▸ PROBLEM REQUIREMENTS: Begin with the line holding "Output a JSON" and write out each following line to the end of the data, exactly. Pictures are left out.

+ + +

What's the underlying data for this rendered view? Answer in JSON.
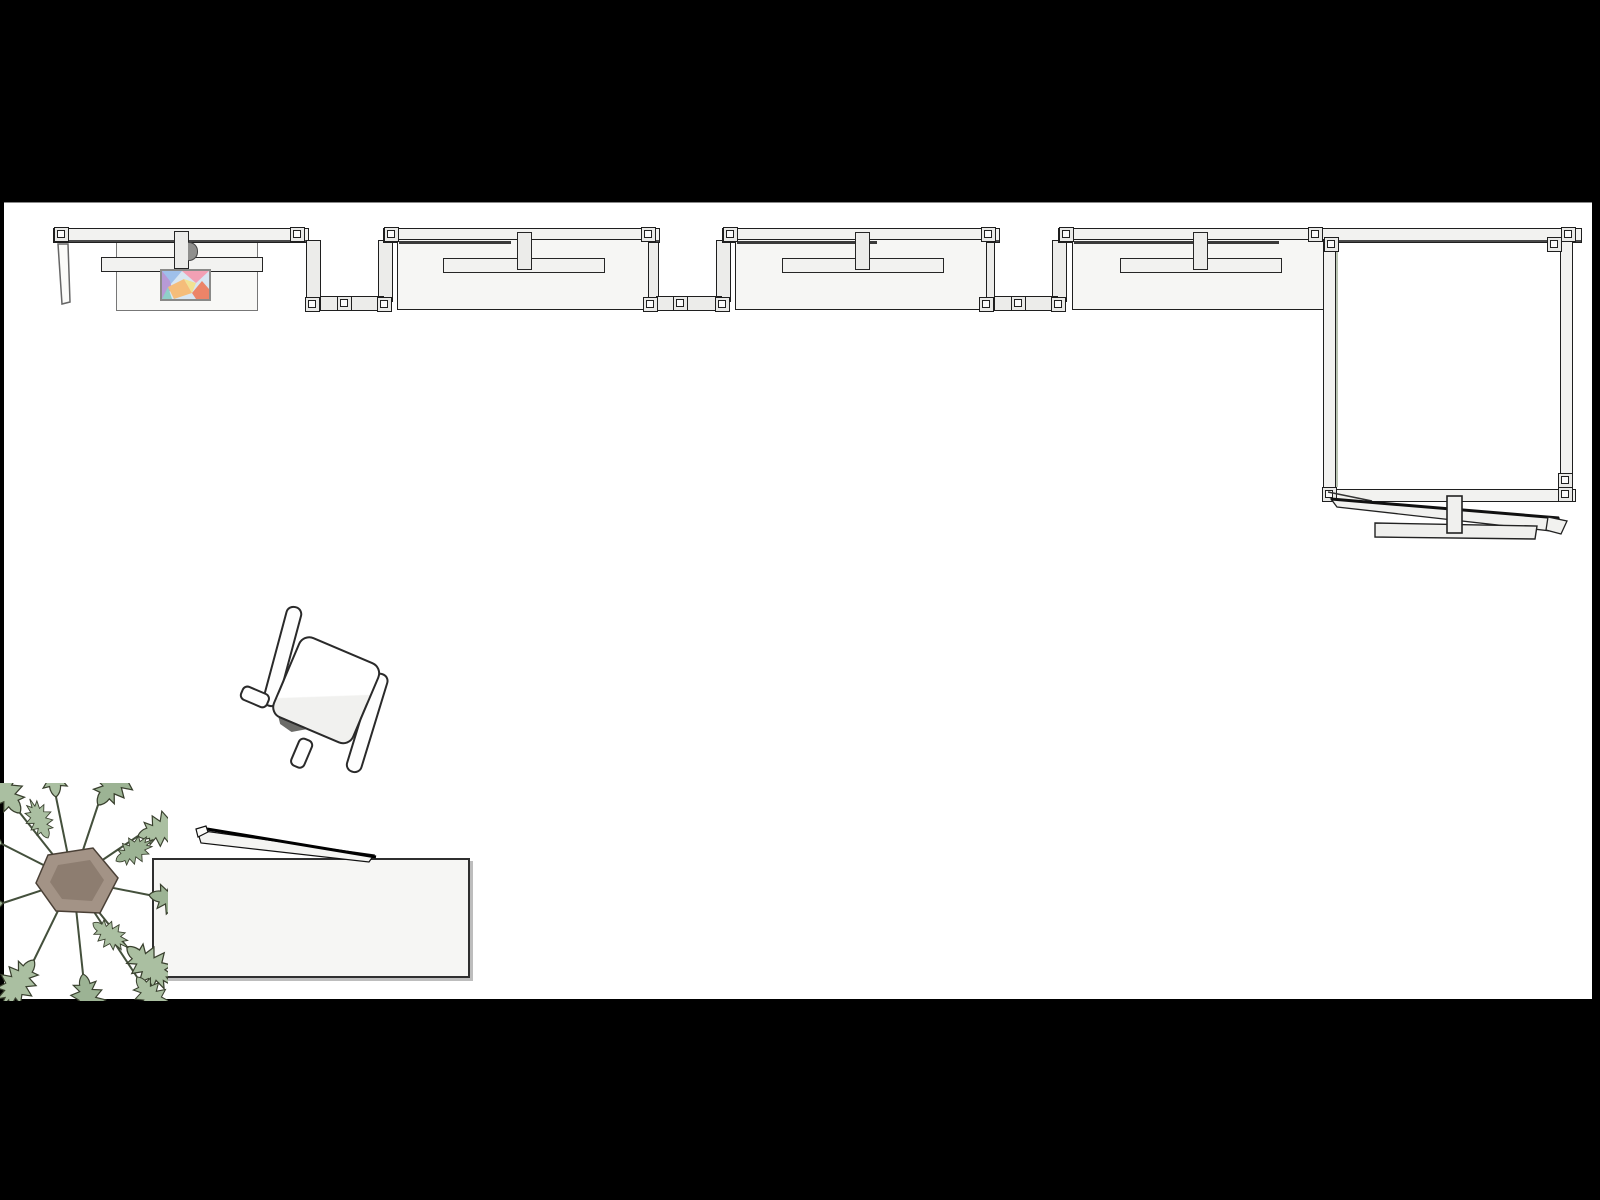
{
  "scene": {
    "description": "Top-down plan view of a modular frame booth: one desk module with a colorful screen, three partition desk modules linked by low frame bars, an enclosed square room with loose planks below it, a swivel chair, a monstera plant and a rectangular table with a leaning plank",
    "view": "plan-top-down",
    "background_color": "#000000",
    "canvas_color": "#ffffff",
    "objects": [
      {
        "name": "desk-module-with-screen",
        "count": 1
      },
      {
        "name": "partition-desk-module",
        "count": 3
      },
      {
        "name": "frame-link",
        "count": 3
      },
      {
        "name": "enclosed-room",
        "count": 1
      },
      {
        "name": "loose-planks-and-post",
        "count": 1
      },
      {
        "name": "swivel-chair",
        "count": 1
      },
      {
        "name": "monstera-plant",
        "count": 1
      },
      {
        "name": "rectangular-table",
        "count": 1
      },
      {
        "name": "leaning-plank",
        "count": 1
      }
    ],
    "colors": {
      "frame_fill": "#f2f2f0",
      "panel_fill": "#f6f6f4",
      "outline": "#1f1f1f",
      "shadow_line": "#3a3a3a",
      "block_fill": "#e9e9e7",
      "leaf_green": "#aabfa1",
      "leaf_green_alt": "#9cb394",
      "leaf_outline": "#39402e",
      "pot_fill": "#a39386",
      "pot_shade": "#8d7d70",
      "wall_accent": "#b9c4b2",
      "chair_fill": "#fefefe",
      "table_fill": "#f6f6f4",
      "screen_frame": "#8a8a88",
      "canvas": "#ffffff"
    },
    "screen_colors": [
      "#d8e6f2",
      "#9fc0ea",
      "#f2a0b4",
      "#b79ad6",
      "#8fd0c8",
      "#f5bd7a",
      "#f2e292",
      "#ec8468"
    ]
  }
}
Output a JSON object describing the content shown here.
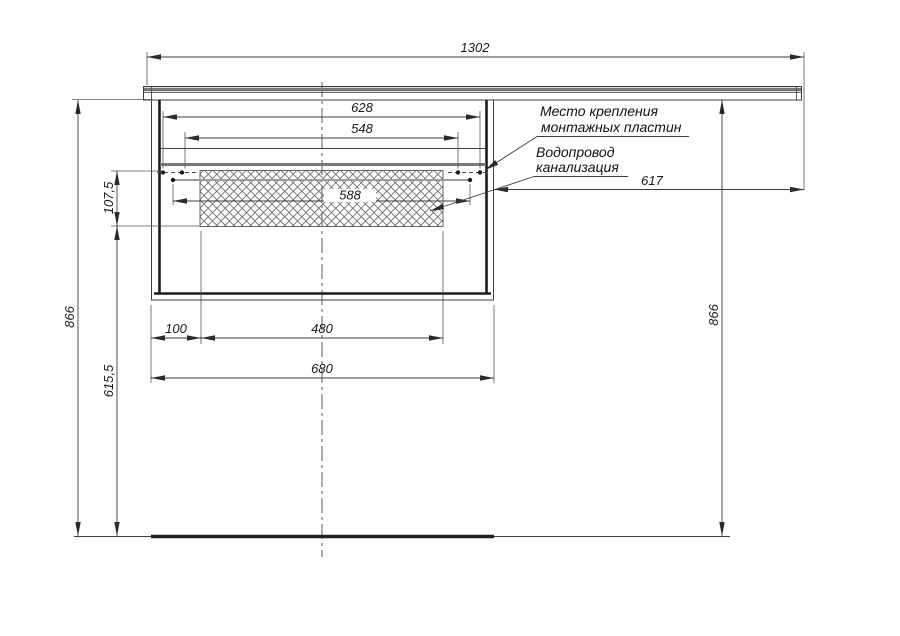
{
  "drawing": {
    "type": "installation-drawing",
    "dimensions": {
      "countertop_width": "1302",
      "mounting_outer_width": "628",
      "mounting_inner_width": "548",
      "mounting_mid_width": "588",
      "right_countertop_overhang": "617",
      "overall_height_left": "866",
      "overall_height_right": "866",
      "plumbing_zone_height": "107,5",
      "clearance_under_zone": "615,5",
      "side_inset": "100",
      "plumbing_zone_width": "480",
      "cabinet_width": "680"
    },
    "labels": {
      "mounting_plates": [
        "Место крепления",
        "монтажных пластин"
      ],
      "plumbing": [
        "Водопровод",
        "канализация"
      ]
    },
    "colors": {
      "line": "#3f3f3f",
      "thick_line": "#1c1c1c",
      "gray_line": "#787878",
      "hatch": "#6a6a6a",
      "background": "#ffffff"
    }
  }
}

+ + +

▸ IN RESPONSE:
Output a JSON object describing the content shown here.
{
  "drawing": {
    "type": "installation-drawing",
    "dimensions": {
      "countertop_width": "1302",
      "mounting_outer_width": "628",
      "mounting_inner_width": "548",
      "mounting_mid_width": "588",
      "right_countertop_overhang": "617",
      "overall_height_left": "866",
      "overall_height_right": "866",
      "plumbing_zone_height": "107,5",
      "clearance_under_zone": "615,5",
      "side_inset": "100",
      "plumbing_zone_width": "480",
      "cabinet_width": "680"
    },
    "labels": {
      "mounting_plates": [
        "Место крепления",
        "монтажных пластин"
      ],
      "plumbing": [
        "Водопровод",
        "канализация"
      ]
    },
    "colors": {
      "line": "#3f3f3f",
      "thick_line": "#1c1c1c",
      "gray_line": "#787878",
      "hatch": "#6a6a6a",
      "background": "#ffffff"
    }
  }
}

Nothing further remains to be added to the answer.